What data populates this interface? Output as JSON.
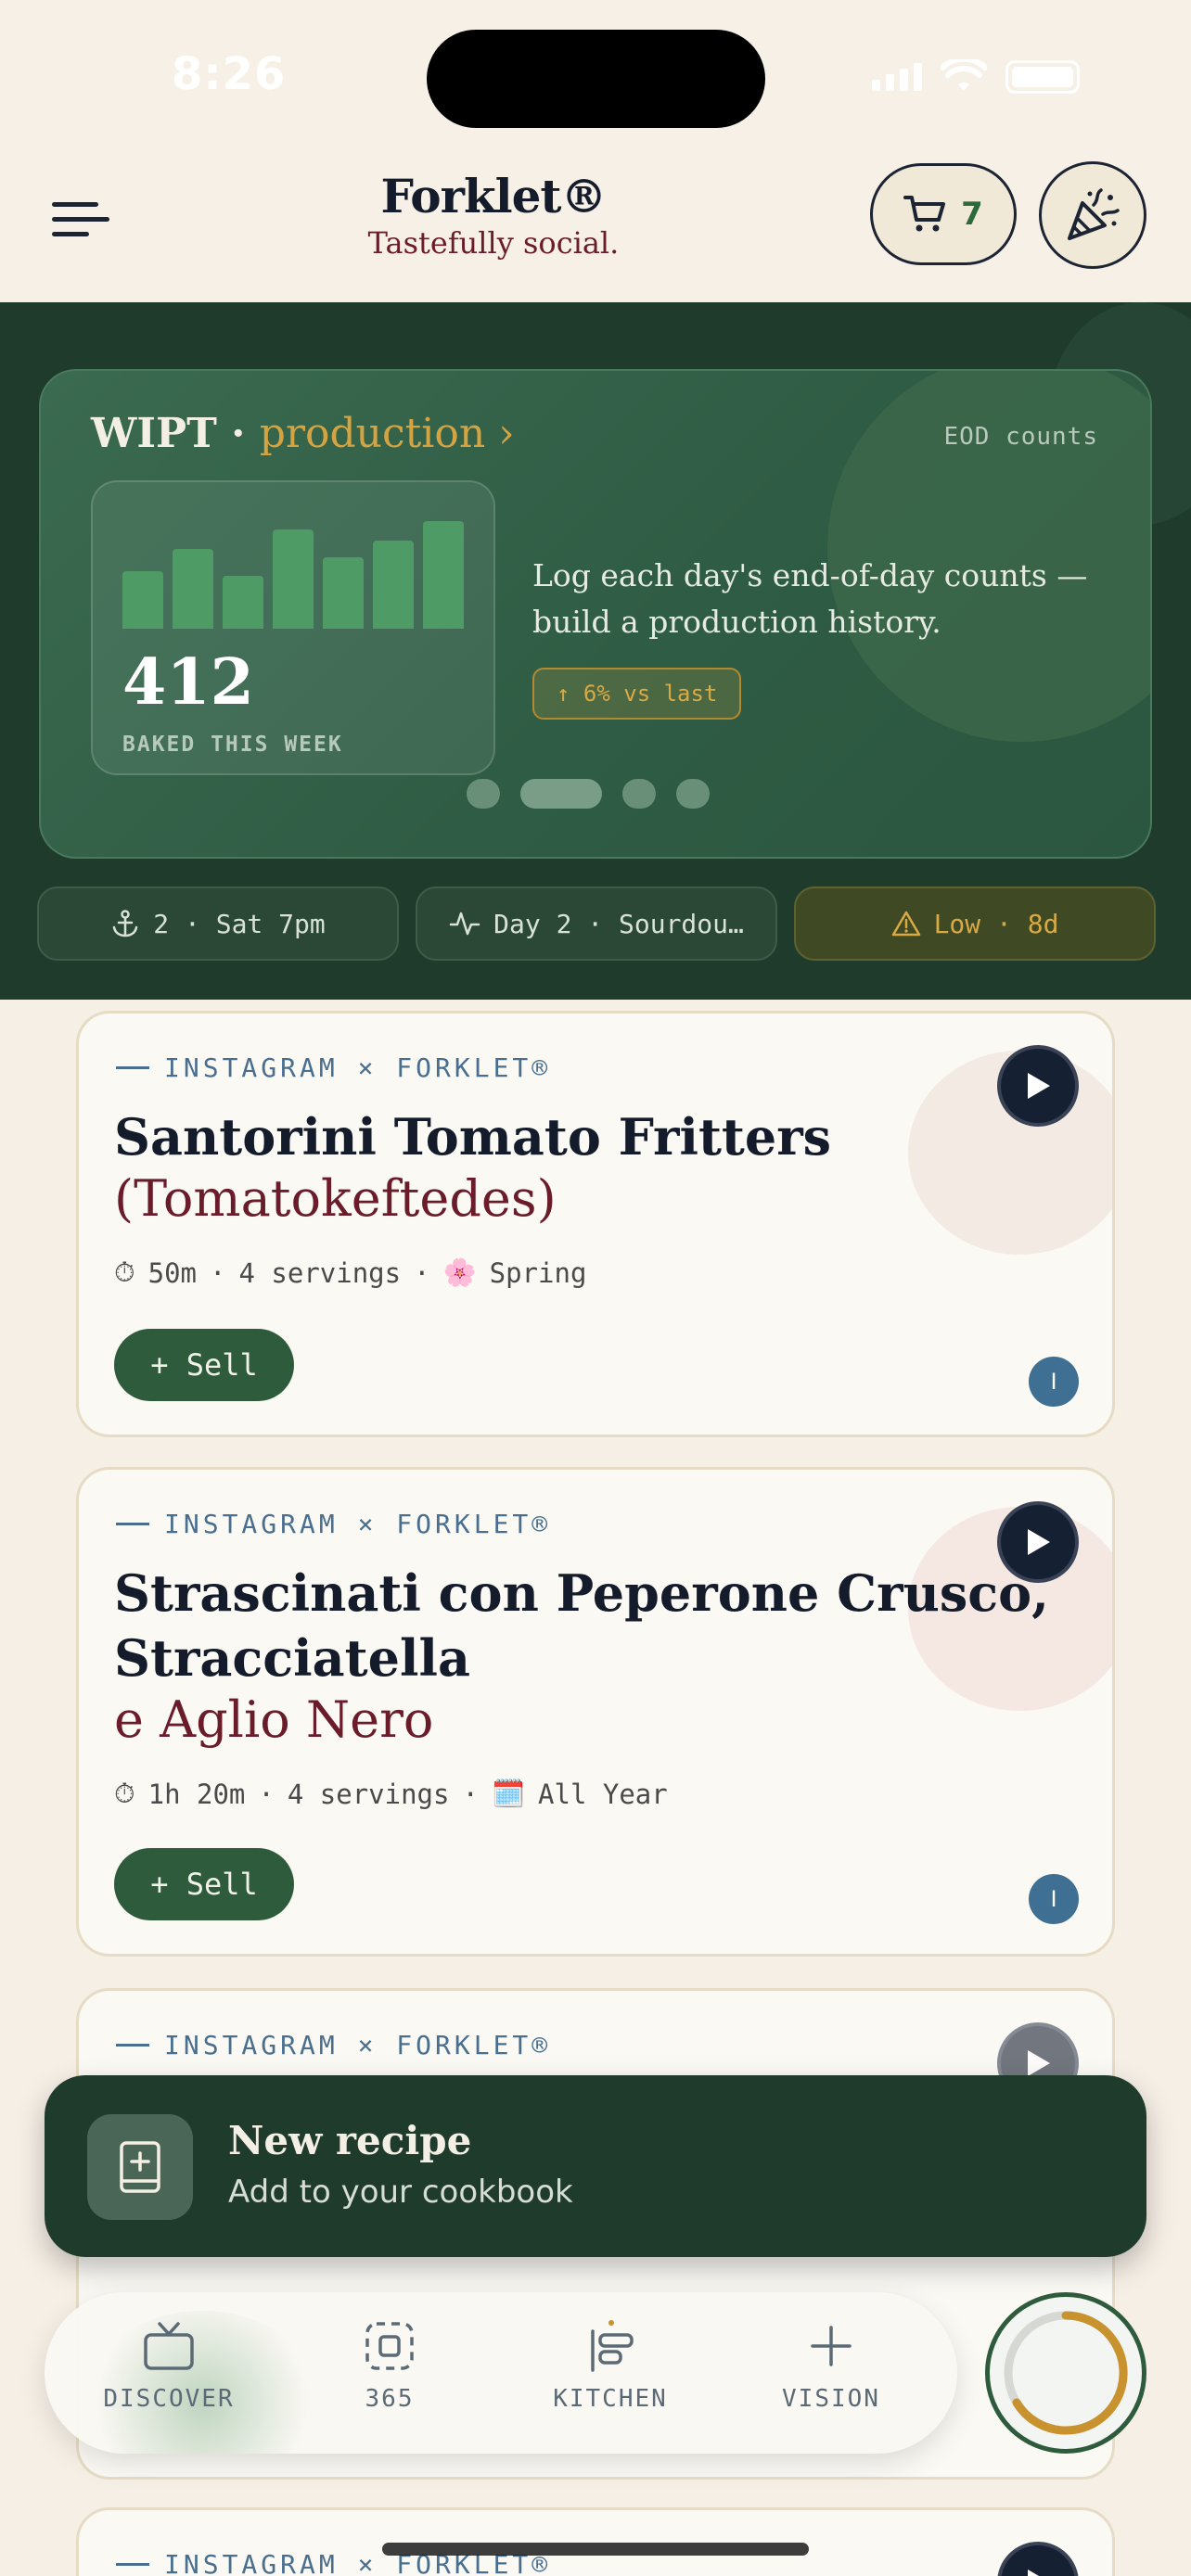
{
  "status": {
    "time": "8:26"
  },
  "header": {
    "brand": "Forklet®",
    "tagline": "Tastefully social.",
    "cart_count": "7"
  },
  "production": {
    "title_prefix": "WIPT · ",
    "title_accent": "production ›",
    "eod_label": "EOD counts",
    "weekly_bars": [
      42,
      58,
      38,
      72,
      52,
      64,
      78
    ],
    "count": "412",
    "count_label": "BAKED THIS WEEK",
    "description": "Log each day's end-of-day counts — build a production history.",
    "delta": "↑ 6% vs last",
    "carousel_pages": 4,
    "carousel_active": 1
  },
  "chips": [
    {
      "icon": "anchor-icon",
      "text": "2 · Sat 7pm"
    },
    {
      "icon": "activity-icon",
      "text": "Day 2 · Sourdou…"
    },
    {
      "icon": "warning-icon",
      "text": "Low · 8d"
    }
  ],
  "recipes": [
    {
      "source": "INSTAGRAM × FORKLET®",
      "title": "Santorini Tomato Fritters",
      "subtitle": "(Tomatokeftedes)",
      "time": "50m",
      "servings": "4 servings",
      "season_icon": "🌸",
      "season": "Spring",
      "sell": "+ Sell",
      "badge": "I"
    },
    {
      "source": "INSTAGRAM × FORKLET®",
      "title": "Strascinati con Peperone Crusco,",
      "title2": "Stracciatella",
      "subtitle": "e Aglio Nero",
      "time": "1h 20m",
      "servings": "4 servings",
      "season_icon": "🗓️",
      "season": "All Year",
      "sell": "+ Sell",
      "badge": "I"
    },
    {
      "source": "INSTAGRAM × FORKLET®"
    },
    {
      "source": "INSTAGRAM × FORKLET®"
    }
  ],
  "toast": {
    "title": "New recipe",
    "subtitle": "Add to your cookbook"
  },
  "nav": [
    {
      "label": "DISCOVER",
      "icon": "tv-icon"
    },
    {
      "label": "365",
      "icon": "scan-icon"
    },
    {
      "label": "KITCHEN",
      "icon": "kitchen-icon"
    },
    {
      "label": "VISION",
      "icon": "plus-icon"
    }
  ],
  "colors": {
    "brand_green": "#1f3b2c",
    "accent_gold": "#d4a443",
    "wine": "#6a1c2a",
    "navy": "#141c2c"
  }
}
------------------------------------------------------------------------
OBJECTIVE
Reproduce the data verbatim. Do not carry any picture into the copy.

FINISHED TASK
What data populates this interface? Output as JSON.
{
  "status": {
    "time": "8:26"
  },
  "header": {
    "brand": "Forklet®",
    "tagline": "Tastefully social.",
    "cart_count": "7"
  },
  "production": {
    "title_prefix": "WIPT · ",
    "title_accent": "production ›",
    "eod_label": "EOD counts",
    "weekly_bars": [
      42,
      58,
      38,
      72,
      52,
      64,
      78
    ],
    "count": "412",
    "count_label": "BAKED THIS WEEK",
    "description": "Log each day's end-of-day counts — build a production history.",
    "delta": "↑ 6% vs last",
    "carousel_pages": 4,
    "carousel_active": 1
  },
  "chips": [
    {
      "icon": "anchor-icon",
      "text": "2 · Sat 7pm"
    },
    {
      "icon": "activity-icon",
      "text": "Day 2 · Sourdou…"
    },
    {
      "icon": "warning-icon",
      "text": "Low · 8d"
    }
  ],
  "recipes": [
    {
      "source": "INSTAGRAM × FORKLET®",
      "title": "Santorini Tomato Fritters",
      "subtitle": "(Tomatokeftedes)",
      "time": "50m",
      "servings": "4 servings",
      "season_icon": "🌸",
      "season": "Spring",
      "sell": "+ Sell",
      "badge": "I"
    },
    {
      "source": "INSTAGRAM × FORKLET®",
      "title": "Strascinati con Peperone Crusco,",
      "title2": "Stracciatella",
      "subtitle": "e Aglio Nero",
      "time": "1h 20m",
      "servings": "4 servings",
      "season_icon": "🗓️",
      "season": "All Year",
      "sell": "+ Sell",
      "badge": "I"
    },
    {
      "source": "INSTAGRAM × FORKLET®"
    },
    {
      "source": "INSTAGRAM × FORKLET®"
    }
  ],
  "toast": {
    "title": "New recipe",
    "subtitle": "Add to your cookbook"
  },
  "nav": [
    {
      "label": "DISCOVER",
      "icon": "tv-icon"
    },
    {
      "label": "365",
      "icon": "scan-icon"
    },
    {
      "label": "KITCHEN",
      "icon": "kitchen-icon"
    },
    {
      "label": "VISION",
      "icon": "plus-icon"
    }
  ],
  "colors": {
    "brand_green": "#1f3b2c",
    "accent_gold": "#d4a443",
    "wine": "#6a1c2a",
    "navy": "#141c2c"
  }
}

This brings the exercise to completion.